= Set task =
Transcribe every line, keeping it exact.

[START OF Working data]

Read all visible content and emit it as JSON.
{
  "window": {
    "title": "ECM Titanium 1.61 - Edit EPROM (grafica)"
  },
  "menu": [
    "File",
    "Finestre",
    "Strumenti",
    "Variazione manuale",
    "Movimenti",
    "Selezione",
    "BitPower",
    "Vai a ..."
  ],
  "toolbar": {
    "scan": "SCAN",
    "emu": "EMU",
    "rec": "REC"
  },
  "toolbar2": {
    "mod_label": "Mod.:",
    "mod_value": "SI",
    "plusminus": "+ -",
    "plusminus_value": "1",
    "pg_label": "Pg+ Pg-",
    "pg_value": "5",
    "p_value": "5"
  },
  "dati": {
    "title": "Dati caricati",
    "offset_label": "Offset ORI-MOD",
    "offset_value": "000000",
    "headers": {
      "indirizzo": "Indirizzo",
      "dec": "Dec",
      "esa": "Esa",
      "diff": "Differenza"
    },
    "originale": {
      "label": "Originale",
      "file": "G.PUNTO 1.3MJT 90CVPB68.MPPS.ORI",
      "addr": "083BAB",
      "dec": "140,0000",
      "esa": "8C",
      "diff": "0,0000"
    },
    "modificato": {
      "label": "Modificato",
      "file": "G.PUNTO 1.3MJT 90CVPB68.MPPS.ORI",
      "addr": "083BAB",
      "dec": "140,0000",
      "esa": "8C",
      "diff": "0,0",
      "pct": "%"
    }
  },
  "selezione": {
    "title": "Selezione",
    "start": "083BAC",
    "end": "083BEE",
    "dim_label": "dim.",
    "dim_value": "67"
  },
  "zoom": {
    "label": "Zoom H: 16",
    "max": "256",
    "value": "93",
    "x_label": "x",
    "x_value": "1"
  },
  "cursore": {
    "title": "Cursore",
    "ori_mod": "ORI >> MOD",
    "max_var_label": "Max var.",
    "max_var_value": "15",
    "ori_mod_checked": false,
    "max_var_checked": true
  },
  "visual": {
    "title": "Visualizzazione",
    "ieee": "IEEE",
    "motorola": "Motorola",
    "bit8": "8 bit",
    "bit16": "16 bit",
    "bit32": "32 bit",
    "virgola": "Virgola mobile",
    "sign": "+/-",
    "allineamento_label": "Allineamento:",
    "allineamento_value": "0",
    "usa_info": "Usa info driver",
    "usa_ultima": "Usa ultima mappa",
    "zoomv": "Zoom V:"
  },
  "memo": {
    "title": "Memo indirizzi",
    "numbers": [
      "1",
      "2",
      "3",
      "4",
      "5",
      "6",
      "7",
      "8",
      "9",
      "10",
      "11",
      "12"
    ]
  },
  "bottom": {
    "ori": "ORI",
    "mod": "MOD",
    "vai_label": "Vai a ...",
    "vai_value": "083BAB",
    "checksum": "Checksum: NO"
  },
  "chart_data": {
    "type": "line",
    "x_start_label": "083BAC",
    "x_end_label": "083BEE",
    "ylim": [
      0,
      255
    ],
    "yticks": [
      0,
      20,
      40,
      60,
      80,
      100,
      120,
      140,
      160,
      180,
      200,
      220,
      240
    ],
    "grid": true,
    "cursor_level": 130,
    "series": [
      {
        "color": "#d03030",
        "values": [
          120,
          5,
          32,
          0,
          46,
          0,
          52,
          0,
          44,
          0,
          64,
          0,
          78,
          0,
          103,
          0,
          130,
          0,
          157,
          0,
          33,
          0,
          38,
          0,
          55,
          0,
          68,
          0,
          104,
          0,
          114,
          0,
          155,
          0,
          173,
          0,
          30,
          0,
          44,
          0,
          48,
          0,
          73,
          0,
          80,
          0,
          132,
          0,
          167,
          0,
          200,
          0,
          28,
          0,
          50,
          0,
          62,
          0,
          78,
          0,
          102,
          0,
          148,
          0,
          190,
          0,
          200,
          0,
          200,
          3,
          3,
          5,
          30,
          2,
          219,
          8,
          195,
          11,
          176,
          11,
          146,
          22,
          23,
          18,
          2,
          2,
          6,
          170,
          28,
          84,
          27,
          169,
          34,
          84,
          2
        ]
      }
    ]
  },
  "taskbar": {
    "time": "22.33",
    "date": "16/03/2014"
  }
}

[END OF Working data]

= Written reply =
Read all visible content and emit it as JSON.
{
  "window": {
    "title": "ECM Titanium 1.61 - Edit EPROM (grafica)"
  },
  "menu": [
    "File",
    "Finestre",
    "Strumenti",
    "Variazione manuale",
    "Movimenti",
    "Selezione",
    "BitPower",
    "Vai a ..."
  ],
  "toolbar": {
    "scan": "SCAN",
    "emu": "EMU",
    "rec": "REC"
  },
  "toolbar2": {
    "mod_label": "Mod.:",
    "mod_value": "SI",
    "plusminus": "+ -",
    "plusminus_value": "1",
    "pg_label": "Pg+ Pg-",
    "pg_value": "5",
    "p_value": "5"
  },
  "dati": {
    "title": "Dati caricati",
    "offset_label": "Offset ORI-MOD",
    "offset_value": "000000",
    "headers": {
      "indirizzo": "Indirizzo",
      "dec": "Dec",
      "esa": "Esa",
      "diff": "Differenza"
    },
    "originale": {
      "label": "Originale",
      "file": "G.PUNTO 1.3MJT 90CVPB68.MPPS.ORI",
      "addr": "083BAB",
      "dec": "140,0000",
      "esa": "8C",
      "diff": "0,0000"
    },
    "modificato": {
      "label": "Modificato",
      "file": "G.PUNTO 1.3MJT 90CVPB68.MPPS.ORI",
      "addr": "083BAB",
      "dec": "140,0000",
      "esa": "8C",
      "diff": "0,0",
      "pct": "%"
    }
  },
  "selezione": {
    "title": "Selezione",
    "start": "083BAC",
    "end": "083BEE",
    "dim_label": "dim.",
    "dim_value": "67"
  },
  "zoom": {
    "label": "Zoom H: 16",
    "max": "256",
    "value": "93",
    "x_label": "x",
    "x_value": "1"
  },
  "cursore": {
    "title": "Cursore",
    "ori_mod": "ORI >> MOD",
    "max_var_label": "Max var.",
    "max_var_value": "15",
    "ori_mod_checked": false,
    "max_var_checked": true
  },
  "visual": {
    "title": "Visualizzazione",
    "ieee": "IEEE",
    "motorola": "Motorola",
    "bit8": "8 bit",
    "bit16": "16 bit",
    "bit32": "32 bit",
    "virgola": "Virgola mobile",
    "sign": "+/-",
    "allineamento_label": "Allineamento:",
    "allineamento_value": "0",
    "usa_info": "Usa info driver",
    "usa_ultima": "Usa ultima mappa",
    "zoomv": "Zoom V:"
  },
  "memo": {
    "title": "Memo indirizzi",
    "numbers": [
      "1",
      "2",
      "3",
      "4",
      "5",
      "6",
      "7",
      "8",
      "9",
      "10",
      "11",
      "12"
    ]
  },
  "bottom": {
    "ori": "ORI",
    "mod": "MOD",
    "vai_label": "Vai a ...",
    "vai_value": "083BAB",
    "checksum": "Checksum: NO"
  },
  "chart_data": {
    "type": "line",
    "x_start_label": "083BAC",
    "x_end_label": "083BEE",
    "ylim": [
      0,
      255
    ],
    "yticks": [
      0,
      20,
      40,
      60,
      80,
      100,
      120,
      140,
      160,
      180,
      200,
      220,
      240
    ],
    "grid": true,
    "cursor_level": 130,
    "series": [
      {
        "color": "#d03030",
        "values": [
          120,
          5,
          32,
          0,
          46,
          0,
          52,
          0,
          44,
          0,
          64,
          0,
          78,
          0,
          103,
          0,
          130,
          0,
          157,
          0,
          33,
          0,
          38,
          0,
          55,
          0,
          68,
          0,
          104,
          0,
          114,
          0,
          155,
          0,
          173,
          0,
          30,
          0,
          44,
          0,
          48,
          0,
          73,
          0,
          80,
          0,
          132,
          0,
          167,
          0,
          200,
          0,
          28,
          0,
          50,
          0,
          62,
          0,
          78,
          0,
          102,
          0,
          148,
          0,
          190,
          0,
          200,
          0,
          200,
          3,
          3,
          5,
          30,
          2,
          219,
          8,
          195,
          11,
          176,
          11,
          146,
          22,
          23,
          18,
          2,
          2,
          6,
          170,
          28,
          84,
          27,
          169,
          34,
          84,
          2
        ]
      }
    ]
  },
  "taskbar": {
    "time": "22.33",
    "date": "16/03/2014"
  }
}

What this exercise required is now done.